-- SUPPLIED ENTRIES start --
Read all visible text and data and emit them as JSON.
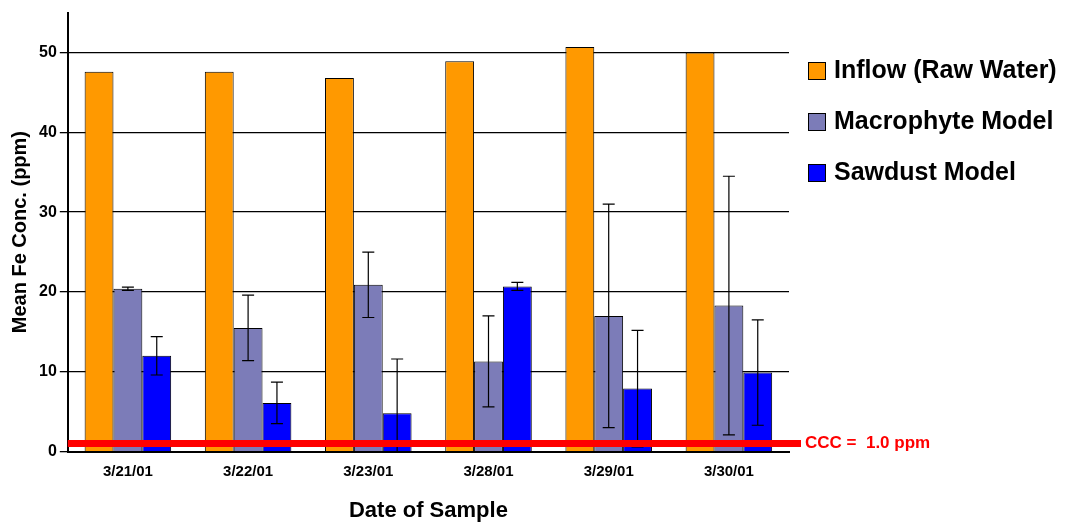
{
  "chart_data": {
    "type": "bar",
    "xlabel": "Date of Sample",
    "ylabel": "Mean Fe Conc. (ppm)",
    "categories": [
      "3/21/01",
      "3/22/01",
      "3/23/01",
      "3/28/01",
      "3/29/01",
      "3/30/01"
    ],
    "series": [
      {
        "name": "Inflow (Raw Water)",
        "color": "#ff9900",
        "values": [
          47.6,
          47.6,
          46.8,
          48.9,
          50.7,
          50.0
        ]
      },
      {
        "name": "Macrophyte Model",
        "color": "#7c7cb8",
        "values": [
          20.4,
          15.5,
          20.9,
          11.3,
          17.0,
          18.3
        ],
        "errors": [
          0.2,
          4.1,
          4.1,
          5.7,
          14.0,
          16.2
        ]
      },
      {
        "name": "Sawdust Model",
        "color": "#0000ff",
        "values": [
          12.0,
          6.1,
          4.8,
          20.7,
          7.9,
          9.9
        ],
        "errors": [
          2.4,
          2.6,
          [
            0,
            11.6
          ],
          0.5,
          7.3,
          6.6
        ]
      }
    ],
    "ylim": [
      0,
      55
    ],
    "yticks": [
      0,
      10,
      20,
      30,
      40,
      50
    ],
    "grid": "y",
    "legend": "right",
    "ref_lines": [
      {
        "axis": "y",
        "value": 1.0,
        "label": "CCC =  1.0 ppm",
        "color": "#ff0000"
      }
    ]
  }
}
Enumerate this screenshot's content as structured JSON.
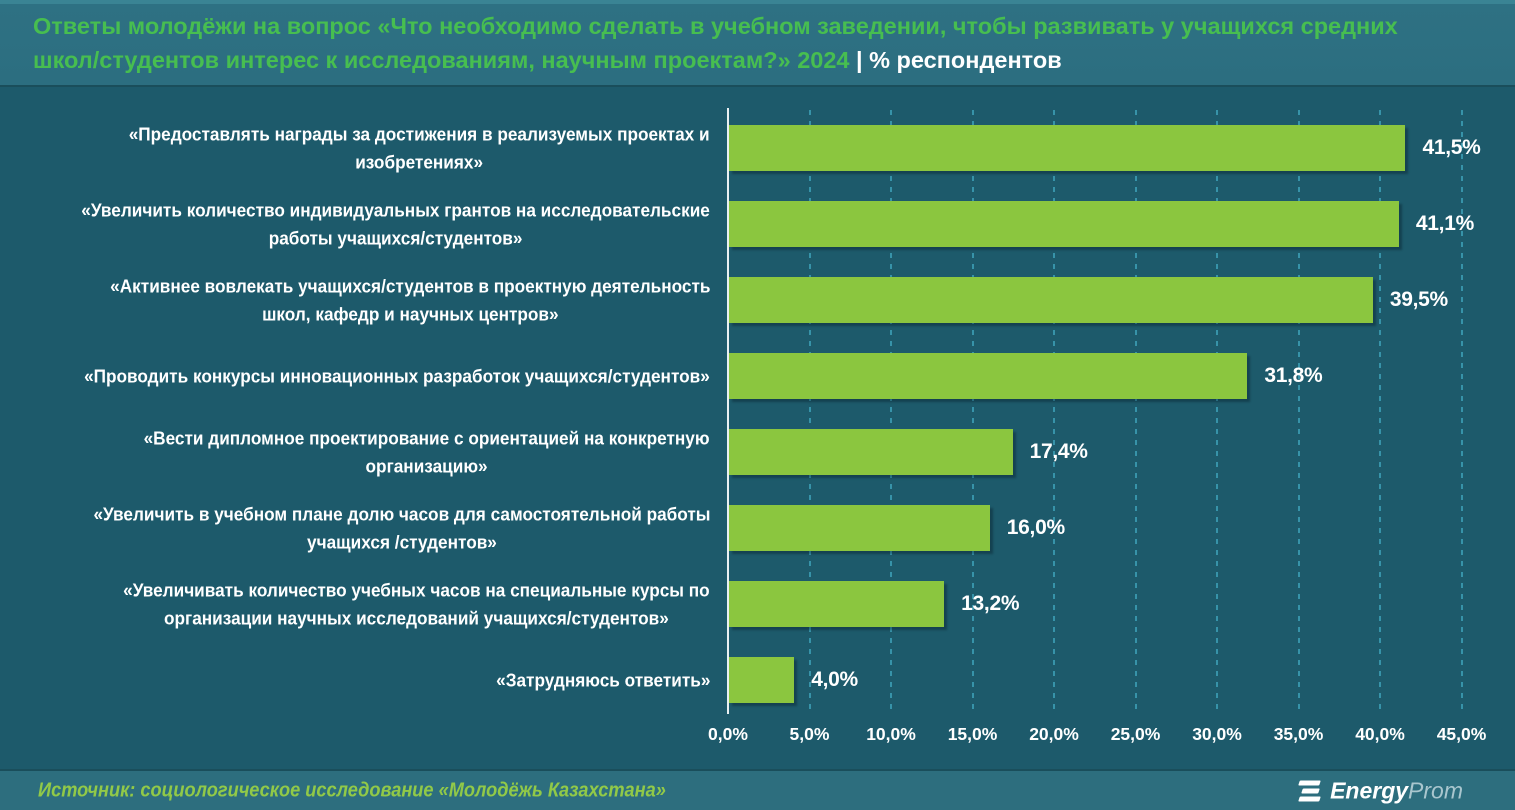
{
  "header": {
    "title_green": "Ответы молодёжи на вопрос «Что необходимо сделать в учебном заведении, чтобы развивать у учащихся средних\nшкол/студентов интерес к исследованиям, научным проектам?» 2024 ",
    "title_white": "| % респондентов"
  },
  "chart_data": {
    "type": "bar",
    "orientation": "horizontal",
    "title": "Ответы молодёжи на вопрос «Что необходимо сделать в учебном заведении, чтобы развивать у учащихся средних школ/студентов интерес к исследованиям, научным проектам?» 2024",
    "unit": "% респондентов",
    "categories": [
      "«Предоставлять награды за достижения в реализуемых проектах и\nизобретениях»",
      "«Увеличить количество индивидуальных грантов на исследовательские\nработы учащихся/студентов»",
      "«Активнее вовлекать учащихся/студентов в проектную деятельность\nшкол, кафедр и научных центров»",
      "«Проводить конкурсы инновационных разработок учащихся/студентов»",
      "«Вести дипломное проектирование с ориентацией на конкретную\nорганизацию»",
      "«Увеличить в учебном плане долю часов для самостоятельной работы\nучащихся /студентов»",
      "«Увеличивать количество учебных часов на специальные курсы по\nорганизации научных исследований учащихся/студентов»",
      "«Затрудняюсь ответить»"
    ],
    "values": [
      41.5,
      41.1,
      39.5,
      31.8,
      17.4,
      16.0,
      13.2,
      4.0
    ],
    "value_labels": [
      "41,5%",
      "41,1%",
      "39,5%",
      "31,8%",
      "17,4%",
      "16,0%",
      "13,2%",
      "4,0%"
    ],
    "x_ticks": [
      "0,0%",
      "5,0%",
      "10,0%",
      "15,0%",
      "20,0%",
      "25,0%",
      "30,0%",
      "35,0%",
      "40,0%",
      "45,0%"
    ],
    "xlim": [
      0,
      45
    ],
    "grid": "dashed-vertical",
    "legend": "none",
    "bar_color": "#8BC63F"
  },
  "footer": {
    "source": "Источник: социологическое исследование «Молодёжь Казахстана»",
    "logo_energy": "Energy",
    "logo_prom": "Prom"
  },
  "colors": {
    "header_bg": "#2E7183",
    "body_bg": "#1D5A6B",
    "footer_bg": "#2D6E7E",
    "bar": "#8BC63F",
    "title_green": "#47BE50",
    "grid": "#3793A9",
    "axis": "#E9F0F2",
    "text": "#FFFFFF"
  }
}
-- SUPPLIED ENTRIES end --
## TASK GOAL
Omit the pictures. Output every record above word for word.

## RESULT OF THIS EXERCISE
Read all visible text and data and emit them as JSON.
{
  "chart_data": {
    "type": "bar",
    "xlabel": "Date of Sample",
    "ylabel": "Mean Fe Conc. (ppm)",
    "categories": [
      "3/21/01",
      "3/22/01",
      "3/23/01",
      "3/28/01",
      "3/29/01",
      "3/30/01"
    ],
    "series": [
      {
        "name": "Inflow (Raw Water)",
        "color": "#ff9900",
        "values": [
          47.6,
          47.6,
          46.8,
          48.9,
          50.7,
          50.0
        ]
      },
      {
        "name": "Macrophyte Model",
        "color": "#7c7cb8",
        "values": [
          20.4,
          15.5,
          20.9,
          11.3,
          17.0,
          18.3
        ],
        "errors": [
          0.2,
          4.1,
          4.1,
          5.7,
          14.0,
          16.2
        ]
      },
      {
        "name": "Sawdust Model",
        "color": "#0000ff",
        "values": [
          12.0,
          6.1,
          4.8,
          20.7,
          7.9,
          9.9
        ],
        "errors": [
          2.4,
          2.6,
          [
            0,
            11.6
          ],
          0.5,
          7.3,
          6.6
        ]
      }
    ],
    "ylim": [
      0,
      55
    ],
    "yticks": [
      0,
      10,
      20,
      30,
      40,
      50
    ],
    "grid": "y",
    "legend": "right",
    "ref_lines": [
      {
        "axis": "y",
        "value": 1.0,
        "label": "CCC =  1.0 ppm",
        "color": "#ff0000"
      }
    ]
  }
}
Enumerate this screenshot's content as structured JSON.
{
  "header": {
    "title_green": "Ответы молодёжи на вопрос «Что необходимо сделать в учебном заведении, чтобы развивать у учащихся средних\nшкол/студентов интерес к исследованиям, научным проектам?» 2024 ",
    "title_white": "| % респондентов"
  },
  "chart_data": {
    "type": "bar",
    "orientation": "horizontal",
    "title": "Ответы молодёжи на вопрос «Что необходимо сделать в учебном заведении, чтобы развивать у учащихся средних школ/студентов интерес к исследованиям, научным проектам?» 2024",
    "unit": "% респондентов",
    "categories": [
      "«Предоставлять награды за достижения в реализуемых проектах и\nизобретениях»",
      "«Увеличить количество индивидуальных грантов на исследовательские\nработы учащихся/студентов»",
      "«Активнее вовлекать учащихся/студентов в проектную деятельность\nшкол, кафедр и научных центров»",
      "«Проводить конкурсы инновационных разработок учащихся/студентов»",
      "«Вести дипломное проектирование с ориентацией на конкретную\nорганизацию»",
      "«Увеличить в учебном плане долю часов для самостоятельной работы\nучащихся /студентов»",
      "«Увеличивать количество учебных часов на специальные курсы по\nорганизации научных исследований учащихся/студентов»",
      "«Затрудняюсь ответить»"
    ],
    "values": [
      41.5,
      41.1,
      39.5,
      31.8,
      17.4,
      16.0,
      13.2,
      4.0
    ],
    "value_labels": [
      "41,5%",
      "41,1%",
      "39,5%",
      "31,8%",
      "17,4%",
      "16,0%",
      "13,2%",
      "4,0%"
    ],
    "x_ticks": [
      "0,0%",
      "5,0%",
      "10,0%",
      "15,0%",
      "20,0%",
      "25,0%",
      "30,0%",
      "35,0%",
      "40,0%",
      "45,0%"
    ],
    "xlim": [
      0,
      45
    ],
    "grid": "dashed-vertical",
    "legend": "none",
    "bar_color": "#8BC63F"
  },
  "footer": {
    "source": "Источник: социологическое исследование «Молодёжь Казахстана»",
    "logo_energy": "Energy",
    "logo_prom": "Prom"
  },
  "colors": {
    "header_bg": "#2E7183",
    "body_bg": "#1D5A6B",
    "footer_bg": "#2D6E7E",
    "bar": "#8BC63F",
    "title_green": "#47BE50",
    "grid": "#3793A9",
    "axis": "#E9F0F2",
    "text": "#FFFFFF"
  }
}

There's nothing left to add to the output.